▶ **TASK BRIEF**:
Print out every record exactly as it appears.

▶ **DATA RECORDS**:
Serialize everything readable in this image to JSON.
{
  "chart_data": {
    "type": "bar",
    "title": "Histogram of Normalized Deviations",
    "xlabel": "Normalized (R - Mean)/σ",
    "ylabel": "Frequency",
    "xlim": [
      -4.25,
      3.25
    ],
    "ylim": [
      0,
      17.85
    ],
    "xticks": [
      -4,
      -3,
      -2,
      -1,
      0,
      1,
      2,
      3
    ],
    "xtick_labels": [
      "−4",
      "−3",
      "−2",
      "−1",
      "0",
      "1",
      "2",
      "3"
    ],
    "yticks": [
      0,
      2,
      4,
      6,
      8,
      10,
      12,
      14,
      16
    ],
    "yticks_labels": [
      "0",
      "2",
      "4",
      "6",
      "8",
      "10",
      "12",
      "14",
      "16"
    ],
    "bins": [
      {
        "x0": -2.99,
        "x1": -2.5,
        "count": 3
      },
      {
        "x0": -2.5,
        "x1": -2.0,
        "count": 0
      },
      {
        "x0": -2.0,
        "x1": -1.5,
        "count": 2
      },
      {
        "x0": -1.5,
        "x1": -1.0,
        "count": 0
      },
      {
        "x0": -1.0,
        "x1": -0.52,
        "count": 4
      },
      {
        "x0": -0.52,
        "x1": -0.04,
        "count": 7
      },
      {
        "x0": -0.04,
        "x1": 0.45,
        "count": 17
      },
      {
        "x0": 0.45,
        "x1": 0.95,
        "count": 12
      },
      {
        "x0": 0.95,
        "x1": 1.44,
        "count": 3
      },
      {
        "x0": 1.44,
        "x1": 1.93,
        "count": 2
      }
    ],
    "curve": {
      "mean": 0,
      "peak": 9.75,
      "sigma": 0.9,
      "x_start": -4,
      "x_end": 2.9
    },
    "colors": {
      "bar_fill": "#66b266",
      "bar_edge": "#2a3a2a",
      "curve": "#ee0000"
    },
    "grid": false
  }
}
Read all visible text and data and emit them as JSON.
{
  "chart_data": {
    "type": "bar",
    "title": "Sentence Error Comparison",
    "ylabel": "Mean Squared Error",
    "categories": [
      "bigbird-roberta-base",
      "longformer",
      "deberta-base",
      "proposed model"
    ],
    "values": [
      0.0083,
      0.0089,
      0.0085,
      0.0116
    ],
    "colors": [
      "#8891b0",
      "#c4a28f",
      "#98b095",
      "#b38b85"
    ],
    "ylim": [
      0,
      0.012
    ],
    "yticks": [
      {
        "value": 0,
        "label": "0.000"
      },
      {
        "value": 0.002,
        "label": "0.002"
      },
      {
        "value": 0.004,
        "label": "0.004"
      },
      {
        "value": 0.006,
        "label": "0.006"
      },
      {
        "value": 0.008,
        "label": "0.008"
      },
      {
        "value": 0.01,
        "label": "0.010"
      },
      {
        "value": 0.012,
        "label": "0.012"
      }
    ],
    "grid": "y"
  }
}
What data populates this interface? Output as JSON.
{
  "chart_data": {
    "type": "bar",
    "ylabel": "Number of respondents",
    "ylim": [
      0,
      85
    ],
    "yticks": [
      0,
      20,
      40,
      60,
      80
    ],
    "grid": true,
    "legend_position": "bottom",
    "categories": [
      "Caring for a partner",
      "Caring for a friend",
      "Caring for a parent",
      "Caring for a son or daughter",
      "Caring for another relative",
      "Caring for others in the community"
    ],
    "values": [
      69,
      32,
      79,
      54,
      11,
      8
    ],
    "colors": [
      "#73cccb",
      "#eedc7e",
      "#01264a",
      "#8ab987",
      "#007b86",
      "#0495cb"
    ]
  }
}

▶ **EXPECTED ANSWER**:
Serialize everything readable in this image to JSON.
{
  "chart_data": {
    "type": "bar",
    "title": "Histogram of Normalized Deviations",
    "xlabel": "Normalized (R - Mean)/σ",
    "ylabel": "Frequency",
    "xlim": [
      -4.25,
      3.25
    ],
    "ylim": [
      0,
      17.85
    ],
    "xticks": [
      -4,
      -3,
      -2,
      -1,
      0,
      1,
      2,
      3
    ],
    "xtick_labels": [
      "−4",
      "−3",
      "−2",
      "−1",
      "0",
      "1",
      "2",
      "3"
    ],
    "yticks": [
      0,
      2,
      4,
      6,
      8,
      10,
      12,
      14,
      16
    ],
    "yticks_labels": [
      "0",
      "2",
      "4",
      "6",
      "8",
      "10",
      "12",
      "14",
      "16"
    ],
    "bins": [
      {
        "x0": -2.99,
        "x1": -2.5,
        "count": 3
      },
      {
        "x0": -2.5,
        "x1": -2.0,
        "count": 0
      },
      {
        "x0": -2.0,
        "x1": -1.5,
        "count": 2
      },
      {
        "x0": -1.5,
        "x1": -1.0,
        "count": 0
      },
      {
        "x0": -1.0,
        "x1": -0.52,
        "count": 4
      },
      {
        "x0": -0.52,
        "x1": -0.04,
        "count": 7
      },
      {
        "x0": -0.04,
        "x1": 0.45,
        "count": 17
      },
      {
        "x0": 0.45,
        "x1": 0.95,
        "count": 12
      },
      {
        "x0": 0.95,
        "x1": 1.44,
        "count": 3
      },
      {
        "x0": 1.44,
        "x1": 1.93,
        "count": 2
      }
    ],
    "curve": {
      "mean": 0,
      "peak": 9.75,
      "sigma": 0.9,
      "x_start": -4,
      "x_end": 2.9
    },
    "colors": {
      "bar_fill": "#66b266",
      "bar_edge": "#2a3a2a",
      "curve": "#ee0000"
    },
    "grid": false
  }
}
Read all visible text and data and emit them as JSON.
{
  "chart_data": {
    "type": "bar",
    "title": "Sentence Error Comparison",
    "ylabel": "Mean Squared Error",
    "categories": [
      "bigbird-roberta-base",
      "longformer",
      "deberta-base",
      "proposed model"
    ],
    "values": [
      0.0083,
      0.0089,
      0.0085,
      0.0116
    ],
    "colors": [
      "#8891b0",
      "#c4a28f",
      "#98b095",
      "#b38b85"
    ],
    "ylim": [
      0,
      0.012
    ],
    "yticks": [
      {
        "value": 0,
        "label": "0.000"
      },
      {
        "value": 0.002,
        "label": "0.002"
      },
      {
        "value": 0.004,
        "label": "0.004"
      },
      {
        "value": 0.006,
        "label": "0.006"
      },
      {
        "value": 0.008,
        "label": "0.008"
      },
      {
        "value": 0.01,
        "label": "0.010"
      },
      {
        "value": 0.012,
        "label": "0.012"
      }
    ],
    "grid": "y"
  }
}
What data populates this interface? Output as JSON.
{
  "chart_data": {
    "type": "bar",
    "ylabel": "Number of respondents",
    "ylim": [
      0,
      85
    ],
    "yticks": [
      0,
      20,
      40,
      60,
      80
    ],
    "grid": true,
    "legend_position": "bottom",
    "categories": [
      "Caring for a partner",
      "Caring for a friend",
      "Caring for a parent",
      "Caring for a son or daughter",
      "Caring for another relative",
      "Caring for others in the community"
    ],
    "values": [
      69,
      32,
      79,
      54,
      11,
      8
    ],
    "colors": [
      "#73cccb",
      "#eedc7e",
      "#01264a",
      "#8ab987",
      "#007b86",
      "#0495cb"
    ]
  }
}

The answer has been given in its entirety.